■ **EXERCISE TASK**
Please print the lines below word for word, keeping every one unchanged.

(Listings of boxed layout items)
** Begin **

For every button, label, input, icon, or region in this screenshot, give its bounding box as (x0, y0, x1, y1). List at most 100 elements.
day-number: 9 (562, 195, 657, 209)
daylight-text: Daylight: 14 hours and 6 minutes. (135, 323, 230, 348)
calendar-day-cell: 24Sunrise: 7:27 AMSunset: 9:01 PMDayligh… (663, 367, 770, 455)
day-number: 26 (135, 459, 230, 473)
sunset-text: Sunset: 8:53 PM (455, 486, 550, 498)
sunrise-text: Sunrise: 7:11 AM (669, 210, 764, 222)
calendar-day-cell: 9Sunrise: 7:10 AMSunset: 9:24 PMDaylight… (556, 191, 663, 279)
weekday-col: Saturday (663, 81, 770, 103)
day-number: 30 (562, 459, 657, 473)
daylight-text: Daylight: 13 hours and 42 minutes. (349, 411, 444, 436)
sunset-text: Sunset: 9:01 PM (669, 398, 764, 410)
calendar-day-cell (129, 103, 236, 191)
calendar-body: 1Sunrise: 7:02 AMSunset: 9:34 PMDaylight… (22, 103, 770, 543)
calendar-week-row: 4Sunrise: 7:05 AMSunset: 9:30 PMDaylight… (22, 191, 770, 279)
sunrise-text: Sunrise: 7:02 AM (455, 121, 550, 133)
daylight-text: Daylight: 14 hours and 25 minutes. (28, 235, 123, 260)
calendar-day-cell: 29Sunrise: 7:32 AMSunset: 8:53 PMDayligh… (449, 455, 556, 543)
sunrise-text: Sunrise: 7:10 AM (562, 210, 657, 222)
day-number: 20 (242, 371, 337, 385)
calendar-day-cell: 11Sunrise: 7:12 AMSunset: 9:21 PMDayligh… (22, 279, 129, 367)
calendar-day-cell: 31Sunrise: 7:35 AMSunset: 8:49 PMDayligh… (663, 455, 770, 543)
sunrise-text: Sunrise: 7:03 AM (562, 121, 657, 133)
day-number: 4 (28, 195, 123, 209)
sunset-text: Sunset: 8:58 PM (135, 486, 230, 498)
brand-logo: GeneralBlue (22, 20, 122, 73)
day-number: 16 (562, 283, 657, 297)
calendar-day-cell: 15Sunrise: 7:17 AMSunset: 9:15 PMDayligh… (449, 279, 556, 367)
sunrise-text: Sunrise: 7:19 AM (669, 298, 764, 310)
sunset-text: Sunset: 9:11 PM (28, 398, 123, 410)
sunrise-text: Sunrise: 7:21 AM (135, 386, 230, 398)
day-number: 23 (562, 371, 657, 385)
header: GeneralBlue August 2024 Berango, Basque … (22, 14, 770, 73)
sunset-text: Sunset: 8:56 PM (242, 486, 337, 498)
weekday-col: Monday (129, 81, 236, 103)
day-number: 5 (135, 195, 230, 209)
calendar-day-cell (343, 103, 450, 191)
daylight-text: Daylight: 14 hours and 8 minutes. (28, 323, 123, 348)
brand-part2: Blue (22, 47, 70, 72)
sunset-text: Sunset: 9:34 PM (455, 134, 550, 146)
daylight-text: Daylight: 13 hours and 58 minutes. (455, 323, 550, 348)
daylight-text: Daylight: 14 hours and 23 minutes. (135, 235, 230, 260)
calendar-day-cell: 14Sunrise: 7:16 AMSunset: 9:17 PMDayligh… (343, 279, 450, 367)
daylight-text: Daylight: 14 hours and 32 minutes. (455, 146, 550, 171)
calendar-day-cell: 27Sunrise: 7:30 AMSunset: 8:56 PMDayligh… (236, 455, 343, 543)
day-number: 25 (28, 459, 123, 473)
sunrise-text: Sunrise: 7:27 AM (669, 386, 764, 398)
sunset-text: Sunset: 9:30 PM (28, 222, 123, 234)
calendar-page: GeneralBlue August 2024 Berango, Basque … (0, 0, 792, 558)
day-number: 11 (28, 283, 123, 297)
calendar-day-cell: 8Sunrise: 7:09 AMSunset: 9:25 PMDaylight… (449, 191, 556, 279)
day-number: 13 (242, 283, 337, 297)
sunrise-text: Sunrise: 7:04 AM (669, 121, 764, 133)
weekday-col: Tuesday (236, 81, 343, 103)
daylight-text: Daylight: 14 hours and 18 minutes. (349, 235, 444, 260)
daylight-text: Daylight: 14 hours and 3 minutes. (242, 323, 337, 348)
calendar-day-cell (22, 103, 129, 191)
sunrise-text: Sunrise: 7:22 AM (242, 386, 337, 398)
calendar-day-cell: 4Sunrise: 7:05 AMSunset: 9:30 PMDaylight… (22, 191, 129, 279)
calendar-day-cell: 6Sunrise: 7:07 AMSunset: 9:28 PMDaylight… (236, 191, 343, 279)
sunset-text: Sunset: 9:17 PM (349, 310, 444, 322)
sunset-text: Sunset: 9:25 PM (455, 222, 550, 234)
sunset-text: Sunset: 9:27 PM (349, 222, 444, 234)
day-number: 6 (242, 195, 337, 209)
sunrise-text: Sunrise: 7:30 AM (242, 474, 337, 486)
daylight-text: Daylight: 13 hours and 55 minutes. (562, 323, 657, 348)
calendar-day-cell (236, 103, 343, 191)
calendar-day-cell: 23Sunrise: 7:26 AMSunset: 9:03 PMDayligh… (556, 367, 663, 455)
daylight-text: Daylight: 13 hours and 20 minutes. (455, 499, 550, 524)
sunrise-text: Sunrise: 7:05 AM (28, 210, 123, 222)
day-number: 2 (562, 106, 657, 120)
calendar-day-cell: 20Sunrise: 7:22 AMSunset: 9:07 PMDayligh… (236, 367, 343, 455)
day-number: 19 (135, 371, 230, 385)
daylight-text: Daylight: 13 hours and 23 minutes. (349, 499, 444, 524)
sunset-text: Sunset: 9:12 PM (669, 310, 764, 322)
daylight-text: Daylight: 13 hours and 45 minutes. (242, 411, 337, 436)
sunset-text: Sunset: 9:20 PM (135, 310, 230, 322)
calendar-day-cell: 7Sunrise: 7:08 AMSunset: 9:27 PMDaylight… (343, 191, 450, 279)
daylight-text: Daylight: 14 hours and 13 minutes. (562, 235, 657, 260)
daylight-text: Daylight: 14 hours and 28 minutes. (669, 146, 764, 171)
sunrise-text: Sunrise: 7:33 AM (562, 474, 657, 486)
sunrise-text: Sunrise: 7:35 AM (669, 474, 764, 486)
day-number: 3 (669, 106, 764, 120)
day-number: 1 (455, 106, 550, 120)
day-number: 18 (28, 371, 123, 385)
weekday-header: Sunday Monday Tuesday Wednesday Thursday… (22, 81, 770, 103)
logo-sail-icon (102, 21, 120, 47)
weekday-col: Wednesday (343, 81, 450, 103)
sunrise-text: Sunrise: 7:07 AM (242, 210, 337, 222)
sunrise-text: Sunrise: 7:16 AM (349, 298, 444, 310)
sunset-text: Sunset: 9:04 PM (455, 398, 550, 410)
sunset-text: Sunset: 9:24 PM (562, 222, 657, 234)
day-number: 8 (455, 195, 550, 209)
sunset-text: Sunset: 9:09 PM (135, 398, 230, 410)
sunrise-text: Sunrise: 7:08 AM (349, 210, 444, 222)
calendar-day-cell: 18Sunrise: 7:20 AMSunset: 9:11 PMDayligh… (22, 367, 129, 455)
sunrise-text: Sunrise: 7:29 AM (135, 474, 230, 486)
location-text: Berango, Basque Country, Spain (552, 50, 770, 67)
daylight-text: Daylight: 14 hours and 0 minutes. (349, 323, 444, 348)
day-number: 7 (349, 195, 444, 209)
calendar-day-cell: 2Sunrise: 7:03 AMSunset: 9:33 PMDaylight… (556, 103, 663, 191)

** End **

■ **FULL OUTPUT**
For every button, label, input, icon, or region in this screenshot, give its bounding box as (x0, y0, x1, y1). List at most 100 elements.
day-number: 9 (562, 195, 657, 209)
daylight-text: Daylight: 14 hours and 6 minutes. (135, 323, 230, 348)
calendar-day-cell: 24Sunrise: 7:27 AMSunset: 9:01 PMDayligh… (663, 367, 770, 455)
day-number: 26 (135, 459, 230, 473)
sunset-text: Sunset: 8:53 PM (455, 486, 550, 498)
sunrise-text: Sunrise: 7:11 AM (669, 210, 764, 222)
calendar-day-cell: 9Sunrise: 7:10 AMSunset: 9:24 PMDaylight… (556, 191, 663, 279)
weekday-col: Saturday (663, 81, 770, 103)
day-number: 30 (562, 459, 657, 473)
daylight-text: Daylight: 13 hours and 42 minutes. (349, 411, 444, 436)
sunset-text: Sunset: 9:01 PM (669, 398, 764, 410)
calendar-day-cell (129, 103, 236, 191)
calendar-body: 1Sunrise: 7:02 AMSunset: 9:34 PMDaylight… (22, 103, 770, 543)
calendar-week-row: 4Sunrise: 7:05 AMSunset: 9:30 PMDaylight… (22, 191, 770, 279)
sunrise-text: Sunrise: 7:02 AM (455, 121, 550, 133)
daylight-text: Daylight: 14 hours and 25 minutes. (28, 235, 123, 260)
calendar-day-cell: 29Sunrise: 7:32 AMSunset: 8:53 PMDayligh… (449, 455, 556, 543)
sunrise-text: Sunrise: 7:10 AM (562, 210, 657, 222)
day-number: 20 (242, 371, 337, 385)
calendar-day-cell: 11Sunrise: 7:12 AMSunset: 9:21 PMDayligh… (22, 279, 129, 367)
calendar-day-cell: 31Sunrise: 7:35 AMSunset: 8:49 PMDayligh… (663, 455, 770, 543)
sunrise-text: Sunrise: 7:03 AM (562, 121, 657, 133)
day-number: 4 (28, 195, 123, 209)
sunset-text: Sunset: 8:58 PM (135, 486, 230, 498)
brand-logo: GeneralBlue (22, 20, 122, 73)
day-number: 16 (562, 283, 657, 297)
calendar-day-cell: 15Sunrise: 7:17 AMSunset: 9:15 PMDayligh… (449, 279, 556, 367)
sunrise-text: Sunrise: 7:19 AM (669, 298, 764, 310)
sunset-text: Sunset: 9:11 PM (28, 398, 123, 410)
sunrise-text: Sunrise: 7:21 AM (135, 386, 230, 398)
day-number: 23 (562, 371, 657, 385)
header: GeneralBlue August 2024 Berango, Basque … (22, 14, 770, 73)
sunset-text: Sunset: 8:56 PM (242, 486, 337, 498)
weekday-col: Monday (129, 81, 236, 103)
day-number: 5 (135, 195, 230, 209)
calendar-day-cell (343, 103, 450, 191)
daylight-text: Daylight: 14 hours and 8 minutes. (28, 323, 123, 348)
brand-part2: Blue (22, 47, 70, 72)
sunset-text: Sunset: 9:34 PM (455, 134, 550, 146)
daylight-text: Daylight: 13 hours and 58 minutes. (455, 323, 550, 348)
daylight-text: Daylight: 14 hours and 23 minutes. (135, 235, 230, 260)
calendar-day-cell: 14Sunrise: 7:16 AMSunset: 9:17 PMDayligh… (343, 279, 450, 367)
daylight-text: Daylight: 14 hours and 32 minutes. (455, 146, 550, 171)
calendar-day-cell: 27Sunrise: 7:30 AMSunset: 8:56 PMDayligh… (236, 455, 343, 543)
day-number: 25 (28, 459, 123, 473)
sunrise-text: Sunrise: 7:27 AM (669, 386, 764, 398)
sunset-text: Sunset: 9:30 PM (28, 222, 123, 234)
calendar-page: GeneralBlue August 2024 Berango, Basque … (0, 0, 792, 558)
day-number: 11 (28, 283, 123, 297)
calendar-day-cell: 8Sunrise: 7:09 AMSunset: 9:25 PMDaylight… (449, 191, 556, 279)
day-number: 13 (242, 283, 337, 297)
sunrise-text: Sunrise: 7:04 AM (669, 121, 764, 133)
weekday-col: Tuesday (236, 81, 343, 103)
daylight-text: Daylight: 14 hours and 18 minutes. (349, 235, 444, 260)
daylight-text: Daylight: 14 hours and 3 minutes. (242, 323, 337, 348)
calendar-day-cell (22, 103, 129, 191)
sunrise-text: Sunrise: 7:22 AM (242, 386, 337, 398)
calendar-day-cell: 4Sunrise: 7:05 AMSunset: 9:30 PMDaylight… (22, 191, 129, 279)
calendar-day-cell: 6Sunrise: 7:07 AMSunset: 9:28 PMDaylight… (236, 191, 343, 279)
sunset-text: Sunset: 9:17 PM (349, 310, 444, 322)
sunset-text: Sunset: 9:25 PM (455, 222, 550, 234)
sunset-text: Sunset: 9:27 PM (349, 222, 444, 234)
day-number: 6 (242, 195, 337, 209)
sunrise-text: Sunrise: 7:30 AM (242, 474, 337, 486)
daylight-text: Daylight: 13 hours and 55 minutes. (562, 323, 657, 348)
calendar-day-cell (236, 103, 343, 191)
calendar-day-cell: 23Sunrise: 7:26 AMSunset: 9:03 PMDayligh… (556, 367, 663, 455)
daylight-text: Daylight: 13 hours and 20 minutes. (455, 499, 550, 524)
sunrise-text: Sunrise: 7:05 AM (28, 210, 123, 222)
day-number: 2 (562, 106, 657, 120)
calendar-day-cell: 20Sunrise: 7:22 AMSunset: 9:07 PMDayligh… (236, 367, 343, 455)
day-number: 19 (135, 371, 230, 385)
daylight-text: Daylight: 13 hours and 23 minutes. (349, 499, 444, 524)
sunset-text: Sunset: 9:12 PM (669, 310, 764, 322)
daylight-text: Daylight: 13 hours and 45 minutes. (242, 411, 337, 436)
sunset-text: Sunset: 9:20 PM (135, 310, 230, 322)
calendar-day-cell: 7Sunrise: 7:08 AMSunset: 9:27 PMDaylight… (343, 191, 450, 279)
daylight-text: Daylight: 14 hours and 13 minutes. (562, 235, 657, 260)
daylight-text: Daylight: 14 hours and 28 minutes. (669, 146, 764, 171)
sunrise-text: Sunrise: 7:33 AM (562, 474, 657, 486)
sunrise-text: Sunrise: 7:35 AM (669, 474, 764, 486)
day-number: 3 (669, 106, 764, 120)
day-number: 1 (455, 106, 550, 120)
day-number: 18 (28, 371, 123, 385)
weekday-header: Sunday Monday Tuesday Wednesday Thursday… (22, 81, 770, 103)
logo-sail-icon (102, 21, 120, 47)
weekday-col: Wednesday (343, 81, 450, 103)
sunrise-text: Sunrise: 7:07 AM (242, 210, 337, 222)
sunrise-text: Sunrise: 7:16 AM (349, 298, 444, 310)
sunset-text: Sunset: 9:04 PM (455, 398, 550, 410)
sunset-text: Sunset: 9:24 PM (562, 222, 657, 234)
day-number: 8 (455, 195, 550, 209)
sunset-text: Sunset: 9:09 PM (135, 398, 230, 410)
sunrise-text: Sunrise: 7:08 AM (349, 210, 444, 222)
calendar-day-cell: 18Sunrise: 7:20 AMSunset: 9:11 PMDayligh… (22, 367, 129, 455)
sunrise-text: Sunrise: 7:29 AM (135, 474, 230, 486)
location-text: Berango, Basque Country, Spain (552, 50, 770, 67)
daylight-text: Daylight: 14 hours and 0 minutes. (349, 323, 444, 348)
day-number: 7 (349, 195, 444, 209)
calendar-day-cell: 2Sunrise: 7:03 AMSunset: 9:33 PMDaylight… (556, 103, 663, 191)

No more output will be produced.